**CHALLENGE**
Scan the listing below and copy every line holding "Memòria".

**RECORDS FOR PROCESSING**
[Begin]

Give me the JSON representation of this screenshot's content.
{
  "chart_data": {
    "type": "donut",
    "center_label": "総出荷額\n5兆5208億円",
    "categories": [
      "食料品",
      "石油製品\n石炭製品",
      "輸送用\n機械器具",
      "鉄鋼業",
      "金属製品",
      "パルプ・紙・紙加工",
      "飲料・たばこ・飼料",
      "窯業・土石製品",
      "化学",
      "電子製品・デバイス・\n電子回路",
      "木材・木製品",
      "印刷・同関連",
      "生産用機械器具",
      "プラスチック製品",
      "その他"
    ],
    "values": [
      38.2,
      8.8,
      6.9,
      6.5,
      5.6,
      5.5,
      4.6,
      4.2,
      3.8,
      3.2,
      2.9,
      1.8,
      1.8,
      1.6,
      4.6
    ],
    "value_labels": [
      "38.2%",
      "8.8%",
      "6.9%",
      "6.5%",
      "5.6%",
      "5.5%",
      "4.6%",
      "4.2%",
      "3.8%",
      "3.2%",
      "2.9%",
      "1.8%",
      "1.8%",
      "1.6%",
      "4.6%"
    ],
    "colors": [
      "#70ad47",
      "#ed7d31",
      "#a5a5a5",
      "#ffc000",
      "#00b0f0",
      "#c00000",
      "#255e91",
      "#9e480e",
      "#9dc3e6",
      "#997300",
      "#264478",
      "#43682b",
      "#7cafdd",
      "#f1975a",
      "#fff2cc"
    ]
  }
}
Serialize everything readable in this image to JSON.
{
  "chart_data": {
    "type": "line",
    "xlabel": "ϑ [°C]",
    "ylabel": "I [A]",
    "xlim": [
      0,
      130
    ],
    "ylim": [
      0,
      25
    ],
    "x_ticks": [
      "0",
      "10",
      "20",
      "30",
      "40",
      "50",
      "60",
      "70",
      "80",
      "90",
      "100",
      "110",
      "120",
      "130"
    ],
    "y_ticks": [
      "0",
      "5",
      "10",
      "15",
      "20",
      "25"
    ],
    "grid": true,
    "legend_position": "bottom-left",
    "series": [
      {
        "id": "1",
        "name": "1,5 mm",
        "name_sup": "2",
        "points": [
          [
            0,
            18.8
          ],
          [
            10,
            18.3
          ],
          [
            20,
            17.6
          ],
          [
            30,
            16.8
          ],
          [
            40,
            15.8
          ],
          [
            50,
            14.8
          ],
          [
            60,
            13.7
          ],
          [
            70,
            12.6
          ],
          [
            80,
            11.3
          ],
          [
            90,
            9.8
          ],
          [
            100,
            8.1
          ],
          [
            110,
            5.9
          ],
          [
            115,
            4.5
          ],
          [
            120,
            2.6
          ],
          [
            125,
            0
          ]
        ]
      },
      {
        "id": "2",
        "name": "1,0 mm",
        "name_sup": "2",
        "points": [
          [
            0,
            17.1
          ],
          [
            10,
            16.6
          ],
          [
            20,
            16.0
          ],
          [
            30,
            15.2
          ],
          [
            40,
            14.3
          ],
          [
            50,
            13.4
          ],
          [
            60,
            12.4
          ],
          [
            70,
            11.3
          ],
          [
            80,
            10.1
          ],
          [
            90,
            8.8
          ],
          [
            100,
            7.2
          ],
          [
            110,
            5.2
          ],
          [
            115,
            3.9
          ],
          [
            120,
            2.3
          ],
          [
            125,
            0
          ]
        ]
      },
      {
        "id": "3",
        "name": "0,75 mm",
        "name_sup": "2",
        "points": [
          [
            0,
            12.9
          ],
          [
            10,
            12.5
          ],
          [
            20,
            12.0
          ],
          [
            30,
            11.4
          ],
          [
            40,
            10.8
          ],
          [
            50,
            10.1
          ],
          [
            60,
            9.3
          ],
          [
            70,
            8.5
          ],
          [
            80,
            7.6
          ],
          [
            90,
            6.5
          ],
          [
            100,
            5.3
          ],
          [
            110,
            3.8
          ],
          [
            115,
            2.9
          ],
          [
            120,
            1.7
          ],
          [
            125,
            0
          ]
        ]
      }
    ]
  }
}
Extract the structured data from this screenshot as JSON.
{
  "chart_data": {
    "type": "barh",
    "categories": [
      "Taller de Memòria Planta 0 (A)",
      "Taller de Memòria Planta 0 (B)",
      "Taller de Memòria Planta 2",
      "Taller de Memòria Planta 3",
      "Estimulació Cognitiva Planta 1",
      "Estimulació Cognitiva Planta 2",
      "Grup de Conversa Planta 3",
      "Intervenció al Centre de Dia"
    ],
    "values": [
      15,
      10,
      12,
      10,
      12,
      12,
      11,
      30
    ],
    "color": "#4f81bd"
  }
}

[End]

**RESPONSE FOR THIS EXERCISE**
      "Taller de Memòria Planta 0 (A)",
      "Taller de Memòria Planta 0 (B)",
      "Taller de Memòria Planta 2",
      "Taller de Memòria Planta 3",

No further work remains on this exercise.